• _What needs to be done_: Write out the entries verbatim and leave the images out of the copy.

#####

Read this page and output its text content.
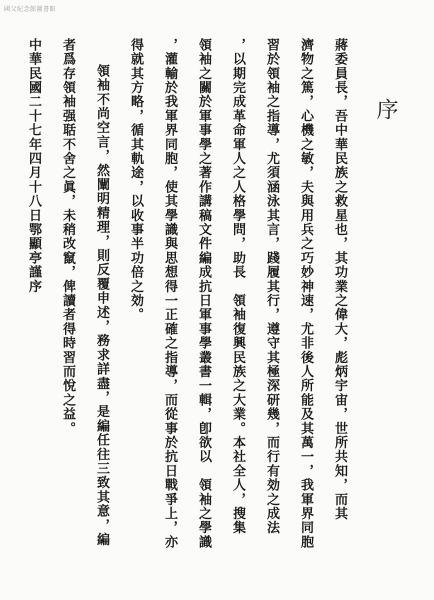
國父紀念館圖書館
序
蔣委員長，吾中華民族之救星也，其功業之偉大，彪炳宇宙，世所共知，而其
濟物之篤，心機之敏，夫與用兵之巧妙神速，尤非後人所能及其萬一，我軍界同胞
習於領袖之指導，尤須涵泳其言，踐履其行，遵守其極深研幾，而行有効之成法
，以期完成革命軍人之人格學問，助長　領袖復興民族之大業。本社全人，搜集
領袖之關於軍事學之著作講稿文件編成抗日軍事學叢書一輯，卽欲以　領袖之學識
，灌輸於我軍界同胞，使其學識與思想得一正確之指導，而從事於抗日戰爭上，亦
得就其方略，循其軌途，以收事半功倍之効。
領袖不尚空言，然闡明精理，則反覆申述，務求詳盡，是編任往三致其意，編
者爲存領袖强聒不舍之眞，未稍改竄，俾讀者得時習而悅之益。
中華民國二十七年四月十八日鄂顯亭謹序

#####

• _Worked answer_:
Read this page and output its text content.
國父紀念館圖書館
序
蔣委員長，吾中華民族之救星也，其功業之偉大，彪炳宇宙，世所共知，而其
濟物之篤，心機之敏，夫與用兵之巧妙神速，尤非後人所能及其萬一，我軍界同胞
習於領袖之指導，尤須涵泳其言，踐履其行，遵守其極深研幾，而行有効之成法
，以期完成革命軍人之人格學問，助長　領袖復興民族之大業。本社全人，搜集
領袖之關於軍事學之著作講稿文件編成抗日軍事學叢書一輯，卽欲以　領袖之學識
，灌輸於我軍界同胞，使其學識與思想得一正確之指導，而從事於抗日戰爭上，亦
得就其方略，循其軌途，以收事半功倍之効。
領袖不尚空言，然闡明精理，則反覆申述，務求詳盡，是編任往三致其意，編
者爲存領袖强聒不舍之眞，未稍改竄，俾讀者得時習而悅之益。
中華民國二十七年四月十八日鄂顯亭謹序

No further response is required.